_LISTED RECORDS:_
+-------+
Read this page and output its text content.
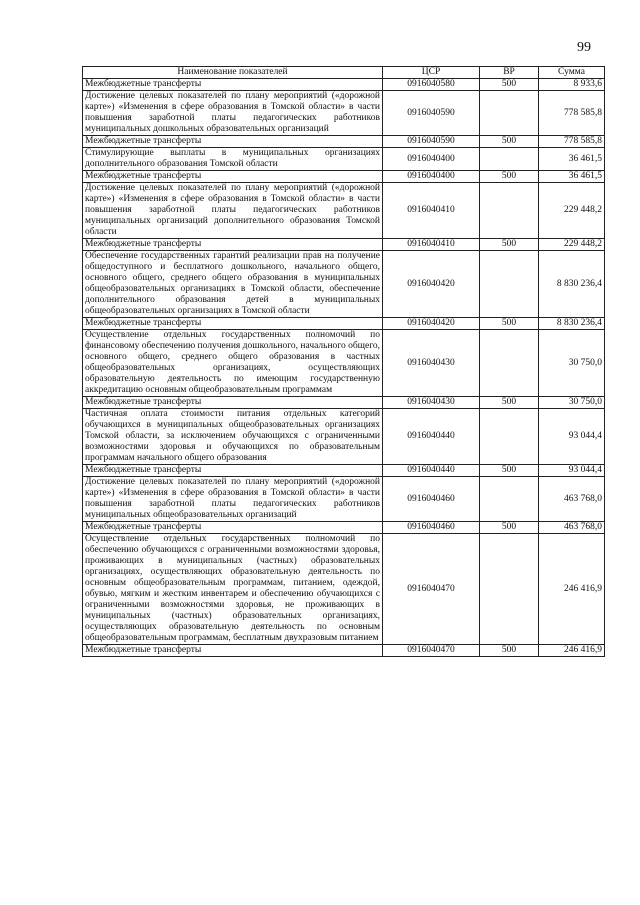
99
Наименование показателей	ЦСР	ВР	Сумма
Межбюджетные трансферты	0916040580	500	8 933,6
Достижение целевых показателей по плану мероприятий («дорожной карте») «Изменения в сфере образования в Томской области» в части повышения заработной платы педагогических работников муниципальных дошкольных образовательных организаций	0916040590		778 585,8
Межбюджетные трансферты	0916040590	500	778 585,8
Стимулирующие выплаты в муниципальных организациях дополнительного образования Томской области	0916040400		36 461,5
Межбюджетные трансферты	0916040400	500	36 461,5
Достижение целевых показателей по плану мероприятий («дорожной карте») «Изменения в сфере образования в Томской области» в части повышения заработной платы педагогических работников муниципальных организаций дополнительного образования Томской области	0916040410		229 448,2
Межбюджетные трансферты	0916040410	500	229 448,2
Обеспечение государственных гарантий реализации прав на получение общедоступного и бесплатного дошкольного, начального общего, основного общего, среднего общего образования в муниципальных общеобразовательных организациях в Томской области, обеспечение дополнительного образования детей в муниципальных общеобразовательных организациях в Томской области	0916040420		8 830 236,4
Межбюджетные трансферты	0916040420	500	8 830 236,4
Осуществление отдельных государственных полномочий по финансовому обеспечению получения дошкольного, начального общего, основного общего, среднего общего образования в частных общеобразовательных организациях, осуществляющих образовательную деятельность по имеющим государственную аккредитацию основным общеобразовательным программам	0916040430		30 750,0
Межбюджетные трансферты	0916040430	500	30 750,0
Частичная оплата стоимости питания отдельных категорий обучающихся в муниципальных общеобразовательных организациях Томской области, за исключением обучающихся с ограниченными возможностями здоровья и обучающихся по образовательным программам начального общего образования	0916040440		93 044,4
Межбюджетные трансферты	0916040440	500	93 044,4
Достижение целевых показателей по плану мероприятий («дорожной карте») «Изменения в сфере образования в Томской области» в части повышения заработной платы педагогических работников муниципальных общеобразовательных организаций	0916040460		463 768,0
Межбюджетные трансферты	0916040460	500	463 768,0
Осуществление отдельных государственных полномочий по обеспечению обучающихся с ограниченными возможностями здоровья, проживающих в муниципальных (частных) образовательных организациях, осуществляющих образовательную деятельность по основным общеобразовательным программам, питанием, одеждой, обувью, мягким и жестким инвентарем и обеспечению обучающихся с ограниченными возможностями здоровья, не проживающих в муниципальных (частных) образовательных организациях, осуществляющих образовательную деятельность по основным общеобразовательным программам, бесплатным двухразовым питанием	0916040470		246 416,9
Межбюджетные трансферты	0916040470	500	246 416,9
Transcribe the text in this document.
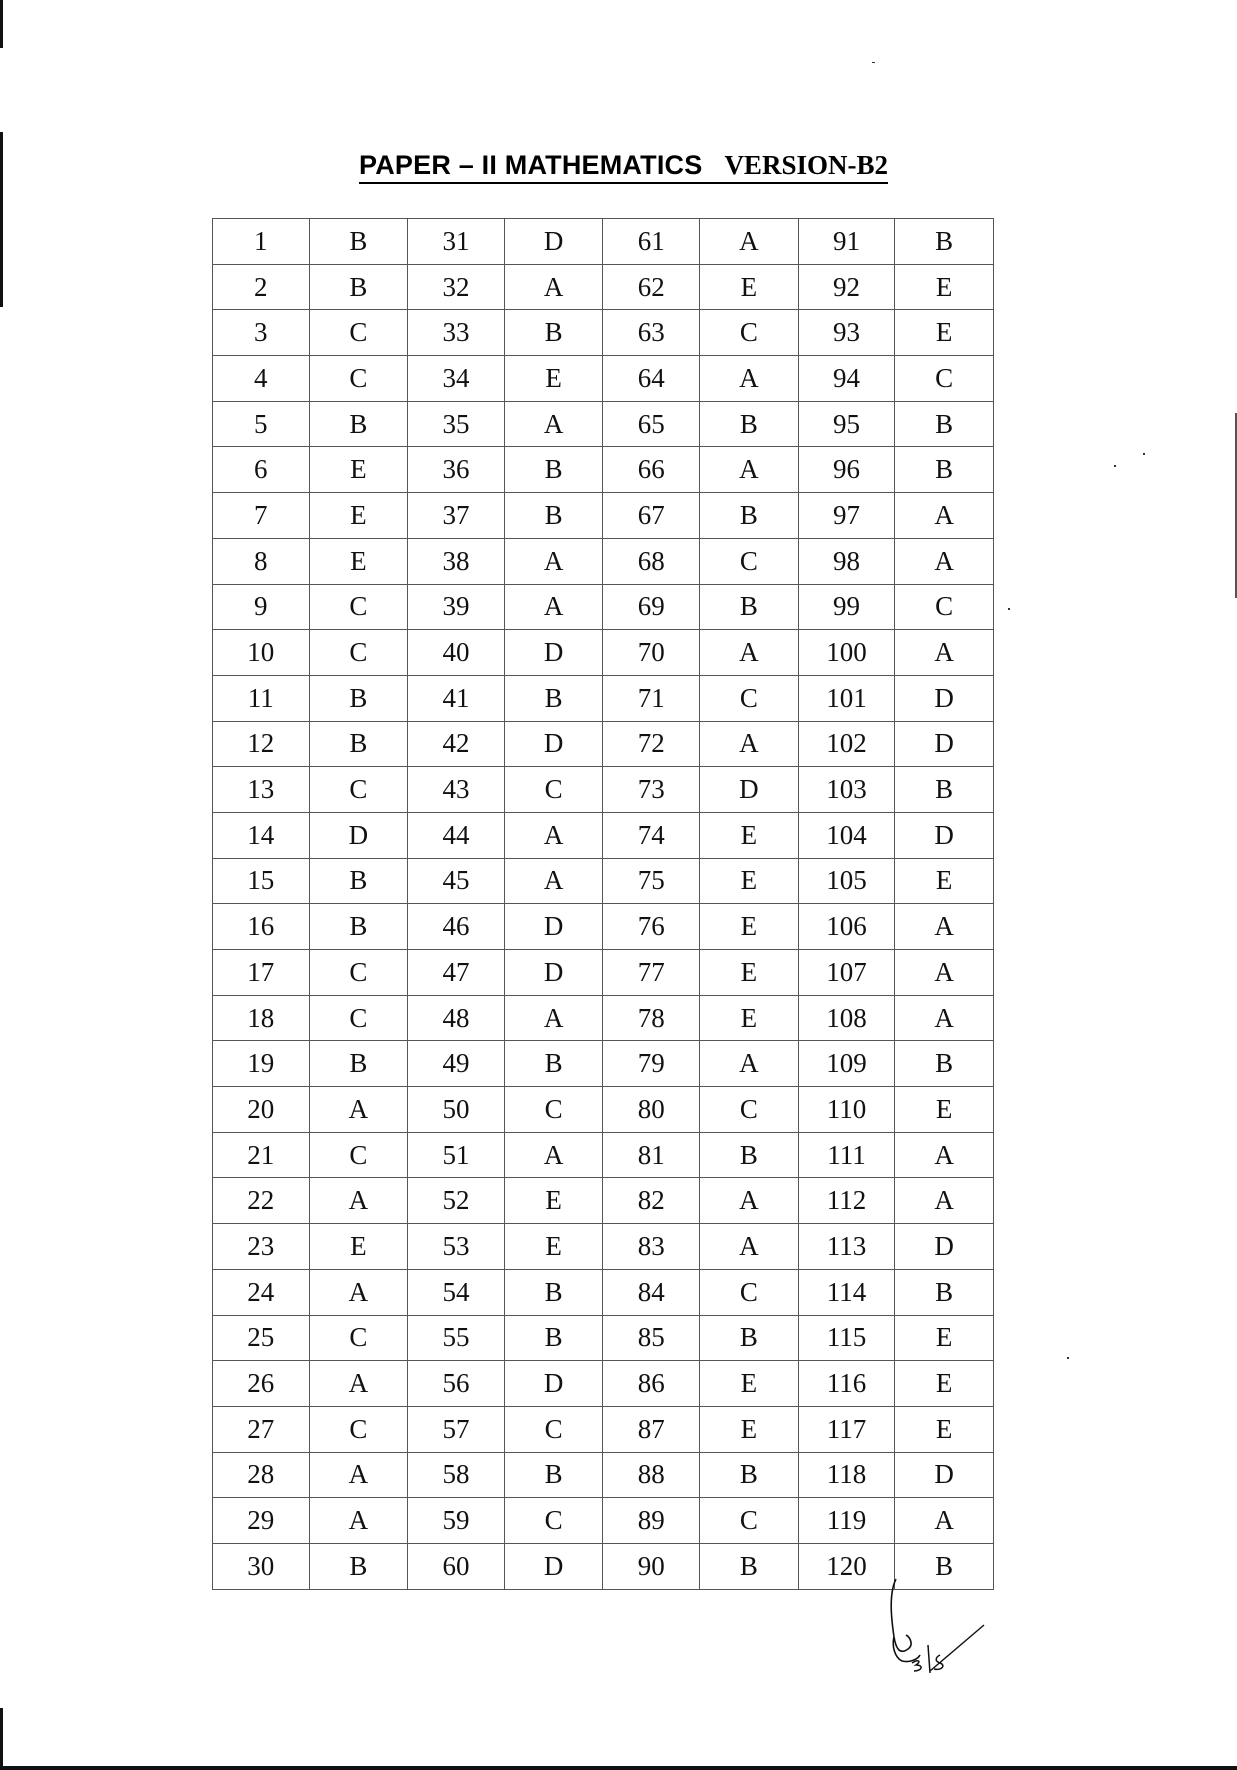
PAPER – II MATHEMATICS VERSION-B2
1	B	31	D	61	A	91	B
2	B	32	A	62	E	92	E
3	C	33	B	63	C	93	E
4	C	34	E	64	A	94	C
5	B	35	A	65	B	95	B
6	E	36	B	66	A	96	B
7	E	37	B	67	B	97	A
8	E	38	A	68	C	98	A
9	C	39	A	69	B	99	C
10	C	40	D	70	A	100	A
11	B	41	B	71	C	101	D
12	B	42	D	72	A	102	D
13	C	43	C	73	D	103	B
14	D	44	A	74	E	104	D
15	B	45	A	75	E	105	E
16	B	46	D	76	E	106	A
17	C	47	D	77	E	107	A
18	C	48	A	78	E	108	A
19	B	49	B	79	A	109	B
20	A	50	C	80	C	110	E
21	C	51	A	81	B	111	A
22	A	52	E	82	A	112	A
23	E	53	E	83	A	113	D
24	A	54	B	84	C	114	B
25	C	55	B	85	B	115	E
26	A	56	D	86	E	116	E
27	C	57	C	87	E	117	E
28	A	58	B	88	B	118	D
29	A	59	C	89	C	119	A
30	B	60	D	90	B	120	B
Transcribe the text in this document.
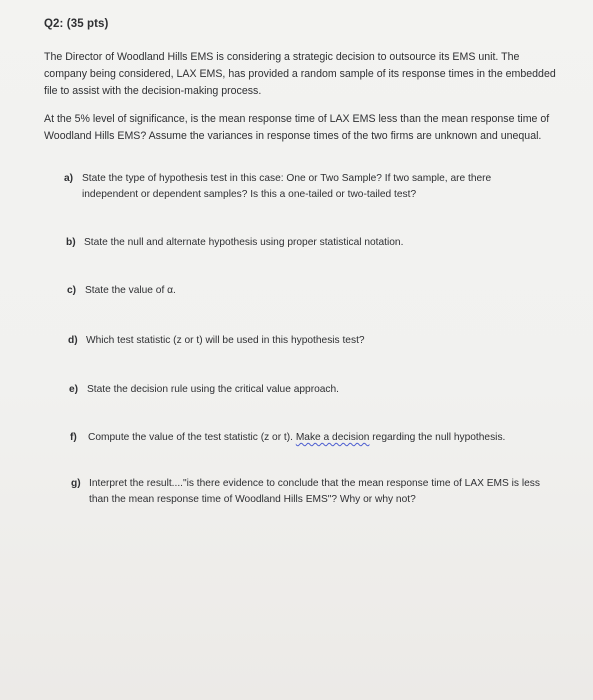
Q2: (35 pts)

The Director of Woodland Hills EMS is considering a strategic decision to outsource its EMS unit. The company being considered, LAX EMS, has provided a random sample of its response times in the embedded file to assist with the decision-making process.

At the 5% level of significance, is the mean response time of LAX EMS less than the mean response time of Woodland Hills EMS? Assume the variances in response times of the two firms are unknown and unequal.

a) State the type of hypothesis test in this case: One or Two Sample? If two sample, are there independent or dependent samples? Is this a one-tailed or two-tailed test?
b) State the null and alternate hypothesis using proper statistical notation.
c) State the value of α.
d) Which test statistic (z or t) will be used in this hypothesis test?
e) State the decision rule using the critical value approach.
f)	Compute the value of the test statistic (z or t). Make a decision regarding the null hypothesis.
g) Interpret the result...."is there evidence to conclude that the mean response time of LAX EMS is less than the mean response time of Woodland Hills EMS"? Why or why not?
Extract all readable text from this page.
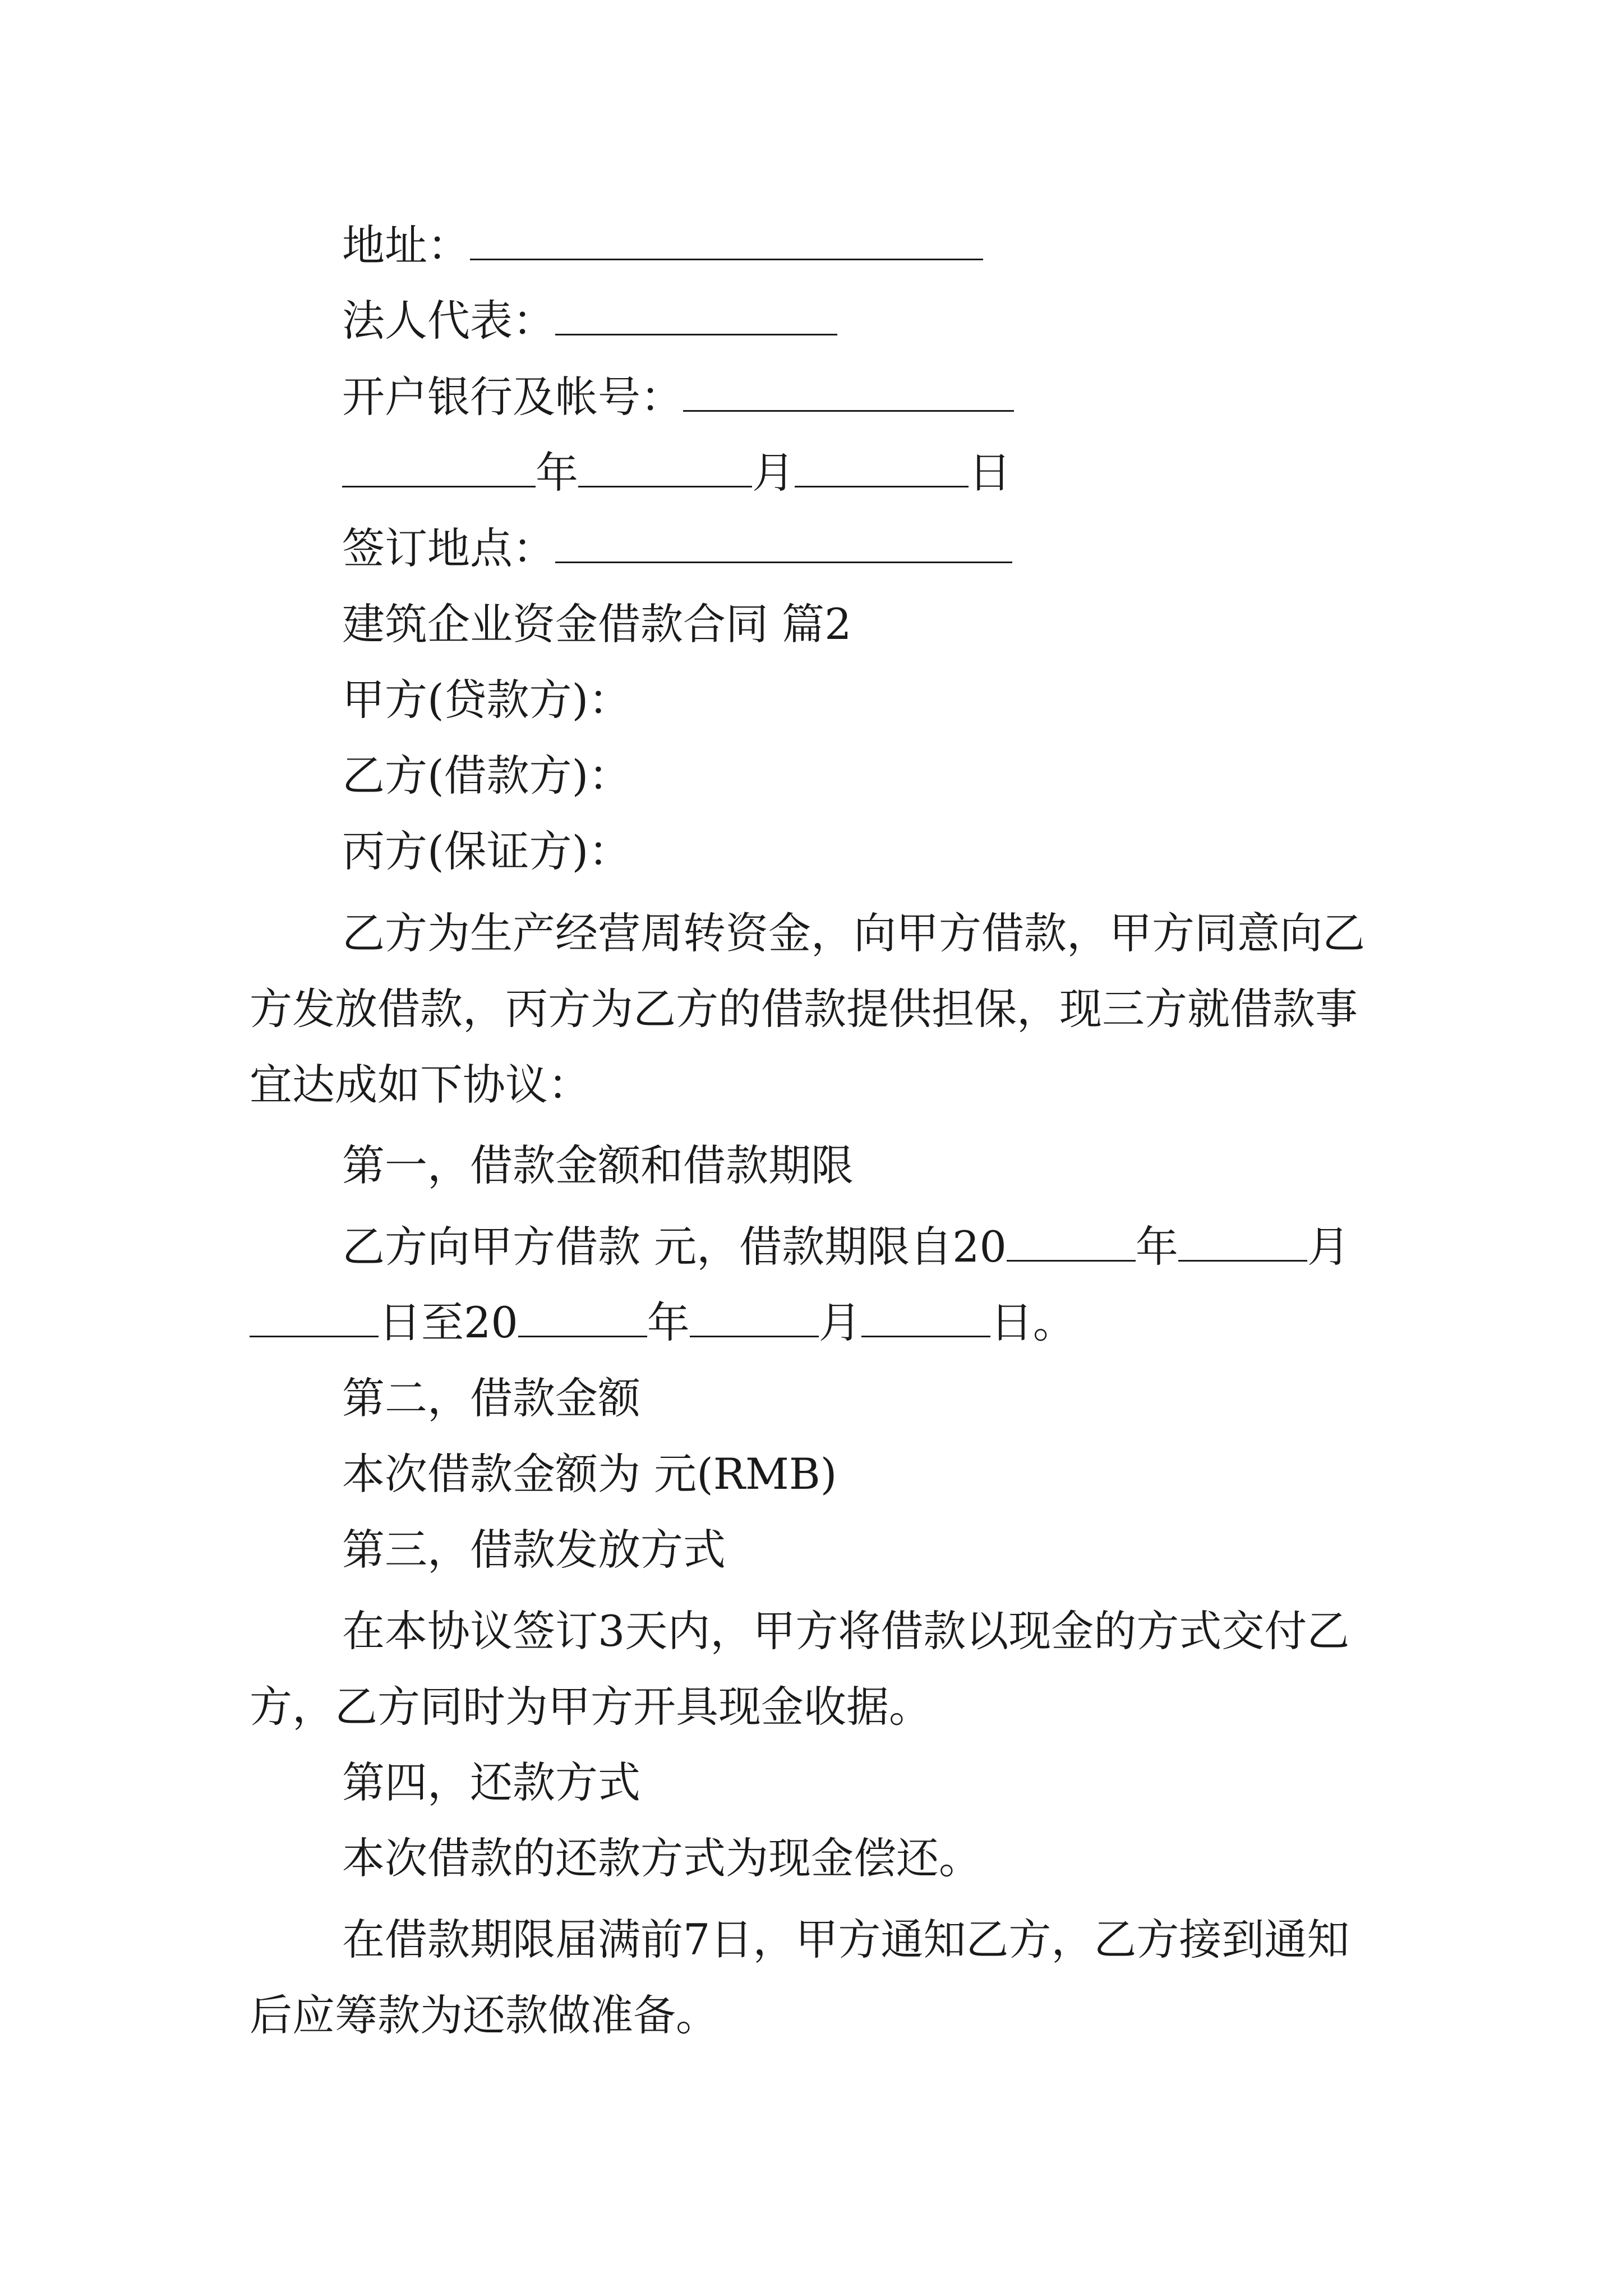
地址：
法人代表：
开户银行及帐号：
年	月	日
签订地点：
建筑企业资金借款合同 篇2
甲方(贷款方)：
乙方(借款方)：
丙方(保证方)：
乙方为生产经营周转资金，向甲方借款，甲方同意向乙
方发放借款，丙方为乙方的借款提供担保，现三方就借款事
宜达成如下协议：
第一，借款金额和借款期限
乙方向甲方借款 元，借款期限自20	年	月
日至20	年	月	日。
第二，借款金额
本次借款金额为 元(RMB)
第三，借款发放方式
在本协议签订3天内，甲方将借款以现金的方式交付乙
方，乙方同时为甲方开具现金收据。
第四，还款方式
本次借款的还款方式为现金偿还。
在借款期限届满前7日，甲方通知乙方，乙方接到通知
后应筹款为还款做准备。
+-------+
_WORK TO DO:_
Copy all the entries word for word. Omit any pictures.

_FULL SOLUTION:_
Read this page and output its text content.
99
Наименование показателей	ЦСР	ВР	Сумма
Межбюджетные трансферты	0916040580	500	8 933,6
Достижение целевых показателей по плану мероприятий («дорожной карте») «Изменения в сфере образования в Томской области» в части повышения заработной платы педагогических работников муниципальных дошкольных образовательных организаций	0916040590		778 585,8
Межбюджетные трансферты	0916040590	500	778 585,8
Стимулирующие выплаты в муниципальных организациях дополнительного образования Томской области	0916040400		36 461,5
Межбюджетные трансферты	0916040400	500	36 461,5
Достижение целевых показателей по плану мероприятий («дорожной карте») «Изменения в сфере образования в Томской области» в части повышения заработной платы педагогических работников муниципальных организаций дополнительного образования Томской области	0916040410		229 448,2
Межбюджетные трансферты	0916040410	500	229 448,2
Обеспечение государственных гарантий реализации прав на получение общедоступного и бесплатного дошкольного, начального общего, основного общего, среднего общего образования в муниципальных общеобразовательных организациях в Томской области, обеспечение дополнительного образования детей в муниципальных общеобразовательных организациях в Томской области	0916040420		8 830 236,4
Межбюджетные трансферты	0916040420	500	8 830 236,4
Осуществление отдельных государственных полномочий по финансовому обеспечению получения дошкольного, начального общего, основного общего, среднего общего образования в частных общеобразовательных организациях, осуществляющих образовательную деятельность по имеющим государственную аккредитацию основным общеобразовательным программам	0916040430		30 750,0
Межбюджетные трансферты	0916040430	500	30 750,0
Частичная оплата стоимости питания отдельных категорий обучающихся в муниципальных общеобразовательных организациях Томской области, за исключением обучающихся с ограниченными возможностями здоровья и обучающихся по образовательным программам начального общего образования	0916040440		93 044,4
Межбюджетные трансферты	0916040440	500	93 044,4
Достижение целевых показателей по плану мероприятий («дорожной карте») «Изменения в сфере образования в Томской области» в части повышения заработной платы педагогических работников муниципальных общеобразовательных организаций	0916040460		463 768,0
Межбюджетные трансферты	0916040460	500	463 768,0
Осуществление отдельных государственных полномочий по обеспечению обучающихся с ограниченными возможностями здоровья, проживающих в муниципальных (частных) образовательных организациях, осуществляющих образовательную деятельность по основным общеобразовательным программам, питанием, одеждой, обувью, мягким и жестким инвентарем и обеспечению обучающихся с ограниченными возможностями здоровья, не проживающих в муниципальных (частных) образовательных организациях, осуществляющих образовательную деятельность по основным общеобразовательным программам, бесплатным двухразовым питанием	0916040470		246 416,9
Межбюджетные трансферты	0916040470	500	246 416,9
Transcribe the text in this document.
PAPER – II MATHEMATICS VERSION-B2
1	B	31	D	61	A	91	B
2	B	32	A	62	E	92	E
3	C	33	B	63	C	93	E
4	C	34	E	64	A	94	C
5	B	35	A	65	B	95	B
6	E	36	B	66	A	96	B
7	E	37	B	67	B	97	A
8	E	38	A	68	C	98	A
9	C	39	A	69	B	99	C
10	C	40	D	70	A	100	A
11	B	41	B	71	C	101	D
12	B	42	D	72	A	102	D
13	C	43	C	73	D	103	B
14	D	44	A	74	E	104	D
15	B	45	A	75	E	105	E
16	B	46	D	76	E	106	A
17	C	47	D	77	E	107	A
18	C	48	A	78	E	108	A
19	B	49	B	79	A	109	B
20	A	50	C	80	C	110	E
21	C	51	A	81	B	111	A
22	A	52	E	82	A	112	A
23	E	53	E	83	A	113	D
24	A	54	B	84	C	114	B
25	C	55	B	85	B	115	E
26	A	56	D	86	E	116	E
27	C	57	C	87	E	117	E
28	A	58	B	88	B	118	D
29	A	59	C	89	C	119	A
30	B	60	D	90	B	120	B
Transcribe the text in this document.
Q2: (35 pts)

The Director of Woodland Hills EMS is considering a strategic decision to outsource its EMS unit. The company being considered, LAX EMS, has provided a random sample of its response times in the embedded file to assist with the decision-making process.

At the 5% level of significance, is the mean response time of LAX EMS less than the mean response time of Woodland Hills EMS? Assume the variances in response times of the two firms are unknown and unequal.

a) State the type of hypothesis test in this case: One or Two Sample? If two sample, are there independent or dependent samples? Is this a one-tailed or two-tailed test?
b) State the null and alternate hypothesis using proper statistical notation.
c) State the value of α.
d) Which test statistic (z or t) will be used in this hypothesis test?
e) State the decision rule using the critical value approach.
f)	Compute the value of the test statistic (z or t). Make a decision regarding the null hypothesis.
g) Interpret the result...."is there evidence to conclude that the mean response time of LAX EMS is less than the mean response time of Woodland Hills EMS"? Why or why not?
Extract all readable text from this page.
地址：
法人代表：
开户银行及帐号：
年	月	日
签订地点：
建筑企业资金借款合同 篇2
甲方(贷款方)：
乙方(借款方)：
丙方(保证方)：
乙方为生产经营周转资金，向甲方借款，甲方同意向乙
方发放借款，丙方为乙方的借款提供担保，现三方就借款事
宜达成如下协议：
第一，借款金额和借款期限
乙方向甲方借款 元，借款期限自20	年	月
日至20	年	月	日。
第二，借款金额
本次借款金额为 元(RMB)
第三，借款发放方式
在本协议签订3天内，甲方将借款以现金的方式交付乙
方，乙方同时为甲方开具现金收据。
第四，还款方式
本次借款的还款方式为现金偿还。
在借款期限届满前7日，甲方通知乙方，乙方接到通知
后应筹款为还款做准备。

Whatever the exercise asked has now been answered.